Return each entry exactly, omitting nothing.

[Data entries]
——————————

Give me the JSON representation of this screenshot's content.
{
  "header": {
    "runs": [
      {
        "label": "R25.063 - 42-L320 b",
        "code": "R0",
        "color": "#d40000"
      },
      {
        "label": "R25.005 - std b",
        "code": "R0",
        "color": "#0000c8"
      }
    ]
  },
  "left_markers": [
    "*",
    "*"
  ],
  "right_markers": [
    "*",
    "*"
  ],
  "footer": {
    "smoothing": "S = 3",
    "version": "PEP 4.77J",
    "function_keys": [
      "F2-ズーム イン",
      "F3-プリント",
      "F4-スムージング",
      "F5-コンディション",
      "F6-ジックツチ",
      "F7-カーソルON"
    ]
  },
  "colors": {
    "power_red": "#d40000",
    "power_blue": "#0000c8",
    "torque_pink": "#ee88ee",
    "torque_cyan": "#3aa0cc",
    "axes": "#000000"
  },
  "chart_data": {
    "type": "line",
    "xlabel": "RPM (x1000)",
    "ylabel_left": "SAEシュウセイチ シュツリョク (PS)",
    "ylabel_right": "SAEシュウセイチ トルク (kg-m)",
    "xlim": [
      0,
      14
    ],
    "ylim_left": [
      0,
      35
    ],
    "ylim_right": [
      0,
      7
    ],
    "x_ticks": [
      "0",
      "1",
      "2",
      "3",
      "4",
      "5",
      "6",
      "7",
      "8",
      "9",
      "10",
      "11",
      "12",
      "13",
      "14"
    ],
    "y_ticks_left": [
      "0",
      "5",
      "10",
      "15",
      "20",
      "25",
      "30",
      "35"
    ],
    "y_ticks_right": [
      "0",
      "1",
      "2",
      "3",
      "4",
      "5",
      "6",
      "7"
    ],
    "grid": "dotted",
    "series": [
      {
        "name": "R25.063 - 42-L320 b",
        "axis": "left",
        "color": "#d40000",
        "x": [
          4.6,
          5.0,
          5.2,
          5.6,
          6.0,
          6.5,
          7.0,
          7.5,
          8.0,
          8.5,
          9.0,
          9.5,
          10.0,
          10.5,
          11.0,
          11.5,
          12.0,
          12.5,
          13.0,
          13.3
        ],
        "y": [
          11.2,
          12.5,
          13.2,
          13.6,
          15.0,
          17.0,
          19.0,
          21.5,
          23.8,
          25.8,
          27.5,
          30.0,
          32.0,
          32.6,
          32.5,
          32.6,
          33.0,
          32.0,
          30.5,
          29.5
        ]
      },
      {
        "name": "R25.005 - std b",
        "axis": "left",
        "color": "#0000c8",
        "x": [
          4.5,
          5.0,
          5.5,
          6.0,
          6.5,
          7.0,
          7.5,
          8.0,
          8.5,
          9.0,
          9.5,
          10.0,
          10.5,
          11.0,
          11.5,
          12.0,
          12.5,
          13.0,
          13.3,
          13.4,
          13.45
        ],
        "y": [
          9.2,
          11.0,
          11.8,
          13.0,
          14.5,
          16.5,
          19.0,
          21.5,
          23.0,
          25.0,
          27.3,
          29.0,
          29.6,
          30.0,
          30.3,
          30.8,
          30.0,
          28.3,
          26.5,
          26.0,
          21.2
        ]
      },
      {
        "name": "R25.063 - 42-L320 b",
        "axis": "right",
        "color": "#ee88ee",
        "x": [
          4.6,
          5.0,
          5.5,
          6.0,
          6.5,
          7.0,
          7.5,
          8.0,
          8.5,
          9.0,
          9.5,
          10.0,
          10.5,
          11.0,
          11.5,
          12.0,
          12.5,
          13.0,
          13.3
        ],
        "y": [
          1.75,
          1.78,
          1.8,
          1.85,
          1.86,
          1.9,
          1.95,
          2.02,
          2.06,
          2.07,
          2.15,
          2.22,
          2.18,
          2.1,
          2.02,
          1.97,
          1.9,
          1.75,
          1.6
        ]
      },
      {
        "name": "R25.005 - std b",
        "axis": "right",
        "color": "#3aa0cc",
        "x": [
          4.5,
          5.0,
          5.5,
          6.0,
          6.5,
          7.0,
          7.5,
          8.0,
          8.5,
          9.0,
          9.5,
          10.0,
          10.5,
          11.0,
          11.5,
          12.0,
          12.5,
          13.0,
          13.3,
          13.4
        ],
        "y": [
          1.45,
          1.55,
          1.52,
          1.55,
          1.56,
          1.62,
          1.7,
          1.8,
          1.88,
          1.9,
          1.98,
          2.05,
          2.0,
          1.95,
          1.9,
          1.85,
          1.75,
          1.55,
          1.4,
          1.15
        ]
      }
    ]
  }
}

——————————

## Task output
Give me the JSON representation of this screenshot's content.
{
  "header": {
    "runs": [
      {
        "label": "R25.063 - 42-L320 b",
        "code": "R0",
        "color": "#d40000"
      },
      {
        "label": "R25.005 - std b",
        "code": "R0",
        "color": "#0000c8"
      }
    ]
  },
  "left_markers": [
    "*",
    "*"
  ],
  "right_markers": [
    "*",
    "*"
  ],
  "footer": {
    "smoothing": "S = 3",
    "version": "PEP 4.77J",
    "function_keys": [
      "F2-ズーム イン",
      "F3-プリント",
      "F4-スムージング",
      "F5-コンディション",
      "F6-ジックツチ",
      "F7-カーソルON"
    ]
  },
  "colors": {
    "power_red": "#d40000",
    "power_blue": "#0000c8",
    "torque_pink": "#ee88ee",
    "torque_cyan": "#3aa0cc",
    "axes": "#000000"
  },
  "chart_data": {
    "type": "line",
    "xlabel": "RPM (x1000)",
    "ylabel_left": "SAEシュウセイチ シュツリョク (PS)",
    "ylabel_right": "SAEシュウセイチ トルク (kg-m)",
    "xlim": [
      0,
      14
    ],
    "ylim_left": [
      0,
      35
    ],
    "ylim_right": [
      0,
      7
    ],
    "x_ticks": [
      "0",
      "1",
      "2",
      "3",
      "4",
      "5",
      "6",
      "7",
      "8",
      "9",
      "10",
      "11",
      "12",
      "13",
      "14"
    ],
    "y_ticks_left": [
      "0",
      "5",
      "10",
      "15",
      "20",
      "25",
      "30",
      "35"
    ],
    "y_ticks_right": [
      "0",
      "1",
      "2",
      "3",
      "4",
      "5",
      "6",
      "7"
    ],
    "grid": "dotted",
    "series": [
      {
        "name": "R25.063 - 42-L320 b",
        "axis": "left",
        "color": "#d40000",
        "x": [
          4.6,
          5.0,
          5.2,
          5.6,
          6.0,
          6.5,
          7.0,
          7.5,
          8.0,
          8.5,
          9.0,
          9.5,
          10.0,
          10.5,
          11.0,
          11.5,
          12.0,
          12.5,
          13.0,
          13.3
        ],
        "y": [
          11.2,
          12.5,
          13.2,
          13.6,
          15.0,
          17.0,
          19.0,
          21.5,
          23.8,
          25.8,
          27.5,
          30.0,
          32.0,
          32.6,
          32.5,
          32.6,
          33.0,
          32.0,
          30.5,
          29.5
        ]
      },
      {
        "name": "R25.005 - std b",
        "axis": "left",
        "color": "#0000c8",
        "x": [
          4.5,
          5.0,
          5.5,
          6.0,
          6.5,
          7.0,
          7.5,
          8.0,
          8.5,
          9.0,
          9.5,
          10.0,
          10.5,
          11.0,
          11.5,
          12.0,
          12.5,
          13.0,
          13.3,
          13.4,
          13.45
        ],
        "y": [
          9.2,
          11.0,
          11.8,
          13.0,
          14.5,
          16.5,
          19.0,
          21.5,
          23.0,
          25.0,
          27.3,
          29.0,
          29.6,
          30.0,
          30.3,
          30.8,
          30.0,
          28.3,
          26.5,
          26.0,
          21.2
        ]
      },
      {
        "name": "R25.063 - 42-L320 b",
        "axis": "right",
        "color": "#ee88ee",
        "x": [
          4.6,
          5.0,
          5.5,
          6.0,
          6.5,
          7.0,
          7.5,
          8.0,
          8.5,
          9.0,
          9.5,
          10.0,
          10.5,
          11.0,
          11.5,
          12.0,
          12.5,
          13.0,
          13.3
        ],
        "y": [
          1.75,
          1.78,
          1.8,
          1.85,
          1.86,
          1.9,
          1.95,
          2.02,
          2.06,
          2.07,
          2.15,
          2.22,
          2.18,
          2.1,
          2.02,
          1.97,
          1.9,
          1.75,
          1.6
        ]
      },
      {
        "name": "R25.005 - std b",
        "axis": "right",
        "color": "#3aa0cc",
        "x": [
          4.5,
          5.0,
          5.5,
          6.0,
          6.5,
          7.0,
          7.5,
          8.0,
          8.5,
          9.0,
          9.5,
          10.0,
          10.5,
          11.0,
          11.5,
          12.0,
          12.5,
          13.0,
          13.3,
          13.4
        ],
        "y": [
          1.45,
          1.55,
          1.52,
          1.55,
          1.56,
          1.62,
          1.7,
          1.8,
          1.88,
          1.9,
          1.98,
          2.05,
          2.0,
          1.95,
          1.9,
          1.85,
          1.75,
          1.55,
          1.4,
          1.15
        ]
      }
    ]
  }
}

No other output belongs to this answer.